> _Quoted text_
By Frank Spano, Managing Director and Kyle Johnson, Location Consultant, The Austin Company

The food and beverage industry in the United States has shown positive signs of expansion over the past ten years. Forecasts and growth models indicate this expansion will continue into the future, though possibly at a slower rate. The following factors may assist in explaining this upward trend:

  1. Major plant upgrades at existing operations or replacement of older, outdated facilities. Continued plant upgrades and existing plant expansions may result in more automation and less job growth.
  2. New product innovation based on changing consumer demands.
  3. Continued market entry into the U.S. from smaller and medium-sized European and Asian operations, along with continued growth from established foreign-owned operations located in the U.S.

One notable portion of the food and beverage industry, the baking and snack food industry, shines as an important segment of the U.S. economy with nine percent growth from 2007 to 2017. The following discussion examines this industry over the past ten years and makes general conclusions on its projected growth.

Defining the Baking and Snack Food Industry
The baking and snack food industry has exhibited growth through new plant location, investment, re-investment, and employment. This industry is comprised of multiple subsectors, and in 2017, employed nearly 275,000 workers across 6,300 companies.

These numbers reflect an increase over the previous ten-year period (2007), and additional growth is projected during the foreseeable future. This growth may be due to a significant, increasing demand for more unique and healthy foods in the U.S. Health claims having a high impact on the industry include gluten free, non-GMO, organic, natural (free of artificial colors or flavors), and no or reduced sugar and sugar alternatives. In addition to this variety of new health alternatives, industry growth may be attributed to other new products, including specialty and foreign-inspired foods that have entered the U.S. market.

[Extracted data rows]
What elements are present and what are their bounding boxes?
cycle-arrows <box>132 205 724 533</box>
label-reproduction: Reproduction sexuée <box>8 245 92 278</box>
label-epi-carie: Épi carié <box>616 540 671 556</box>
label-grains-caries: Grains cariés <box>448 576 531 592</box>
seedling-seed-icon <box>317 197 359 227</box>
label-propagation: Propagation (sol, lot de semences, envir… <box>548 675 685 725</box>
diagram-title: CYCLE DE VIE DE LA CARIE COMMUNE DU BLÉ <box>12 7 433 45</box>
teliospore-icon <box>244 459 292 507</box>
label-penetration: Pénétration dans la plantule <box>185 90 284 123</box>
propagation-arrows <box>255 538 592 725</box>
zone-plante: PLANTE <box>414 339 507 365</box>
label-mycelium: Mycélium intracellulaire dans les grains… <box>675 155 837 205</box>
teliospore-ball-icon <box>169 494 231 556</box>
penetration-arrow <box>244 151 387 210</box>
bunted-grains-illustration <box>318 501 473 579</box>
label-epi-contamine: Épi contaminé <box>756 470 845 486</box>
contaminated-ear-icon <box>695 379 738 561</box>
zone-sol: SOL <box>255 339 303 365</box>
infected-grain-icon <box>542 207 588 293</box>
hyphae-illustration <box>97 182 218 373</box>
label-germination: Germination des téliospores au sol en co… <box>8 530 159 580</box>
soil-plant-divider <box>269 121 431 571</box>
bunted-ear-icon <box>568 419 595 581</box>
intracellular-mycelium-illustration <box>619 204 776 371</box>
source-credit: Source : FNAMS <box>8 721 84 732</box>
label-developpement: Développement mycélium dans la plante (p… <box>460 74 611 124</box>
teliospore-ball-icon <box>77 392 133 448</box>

> _Parts of the exercise_
1. Quote the rows from the first one through the line containing "teliospore-icon <box>244 459 292 507</box>", including both ends.
2. Continue the text on the baking and snack food industry, starting after its final sentence.
The text and the rows come from unrelated sources.

> _Responses for each task_
1.
What elements are present and what are their bounding boxes?
cycle-arrows <box>132 205 724 533</box>
label-reproduction: Reproduction sexuée <box>8 245 92 278</box>
label-epi-carie: Épi carié <box>616 540 671 556</box>
label-grains-caries: Grains cariés <box>448 576 531 592</box>
seedling-seed-icon <box>317 197 359 227</box>
label-propagation: Propagation (sol, lot de semences, envir… <box>548 675 685 725</box>
diagram-title: CYCLE DE VIE DE LA CARIE COMMUNE DU BLÉ <box>12 7 433 45</box>
teliospore-icon <box>244 459 292 507</box>

2.
To better define what is meant by the baking and snack food industry, specific industry subsectors include:

  1. Commercial Bakeries (NAICS – 311812)
  2. Frozen Cakes, Pies, and Other Pastries Manufacturing (NAICS – 311813)
  3. Cookie and Cracker Manufacturing (NAICS – 311821)
  4. Dry Pasta, Dough, and Flour Mixes Manufacturing from Purchased Flour (NAICS – 311824)
  5. Tortilla Manufacturing (NAICS – 311830)
  6. Other Snack Food Manufacturing (NAICS – 311919) - This category includes, cheese curls and puffs, corn chips, popped popcorn, pork rinds, potato chips and sticks, pretzels, and tortilla chips

Benchmarking and Projecting Baking and Snack Food Industry Growth by Geography
Traditionally, population size and density are key indicators that influence the plant location for many products in baking and snack foods. Access to markets is typically the most important consideration for many food products within this industry, where perishability may be a factor. This consideration is especially important to commercial bakers. Other products, including certain snack foods, have lower profit margins and speed to major markets is important for reaching the final customer or distribution center. Lastly, traditions also play an important role, since many baking and snack food manufacturers were founded in major cities and have grown their operations close to their home base.

Ranking the Baking and Snack Food Industry by Metropolitan Statistical Area
With the assistance of EMSI Developer, Austin Consulting collected and analyzed data on the six U.S. industry subsectors that make up baking and snack foods. Austin then compiled the following data to illustrate product concentrations and project growth within the baking and snack food industry. The comparison data used showed changes from 2007 to 2017, with forecasts for 2027, where available and appropriate. The primary data used for our comparisons is illustrated below:

  1. Top 25 Metropolitan Statistical Area (MSA’s) by population based on 2007, 2017 estimates and 2027 projections.
  2. Top 25 MSA’s within the baking and snack food industry based on the:
  •  Number of business locations with a payroll (2007 to 2017),
  •  Total employment (2007 to 2017, projected to 2027),
  •  Average wages, salaries and proprietor earnings (2007 to 2017), and
  •  Location quotients (2017 measure of employment concentration).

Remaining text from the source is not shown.